Repeat all entries exactly.

- **GIVEN ENTRIES**:
--- --- ---
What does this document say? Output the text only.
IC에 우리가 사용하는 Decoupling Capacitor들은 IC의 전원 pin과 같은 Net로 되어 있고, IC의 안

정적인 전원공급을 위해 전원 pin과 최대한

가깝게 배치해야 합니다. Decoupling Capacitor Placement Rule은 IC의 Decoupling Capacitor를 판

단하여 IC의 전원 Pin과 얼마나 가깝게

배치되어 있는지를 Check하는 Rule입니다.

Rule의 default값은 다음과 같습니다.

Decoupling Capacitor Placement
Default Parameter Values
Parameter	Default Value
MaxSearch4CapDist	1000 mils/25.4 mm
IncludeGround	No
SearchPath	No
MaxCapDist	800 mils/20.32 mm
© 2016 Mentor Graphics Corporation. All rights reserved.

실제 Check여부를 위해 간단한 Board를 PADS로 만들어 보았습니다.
--- --- ---
- **FULL OUTPUT**:
What does this document say? Output the text only.
IC에 우리가 사용하는 Decoupling Capacitor들은 IC의 전원 pin과 같은 Net로 되어 있고, IC의 안

정적인 전원공급을 위해 전원 pin과 최대한

가깝게 배치해야 합니다. Decoupling Capacitor Placement Rule은 IC의 Decoupling Capacitor를 판

단하여 IC의 전원 Pin과 얼마나 가깝게

배치되어 있는지를 Check하는 Rule입니다.

Rule의 default값은 다음과 같습니다.

Decoupling Capacitor Placement
Default Parameter Values
Parameter	Default Value
MaxSearch4CapDist	1000 mils/25.4 mm
IncludeGround	No
SearchPath	No
MaxCapDist	800 mils/20.32 mm
© 2016 Mentor Graphics Corporation. All rights reserved.

실제 Check여부를 위해 간단한 Board를 PADS로 만들어 보았습니다.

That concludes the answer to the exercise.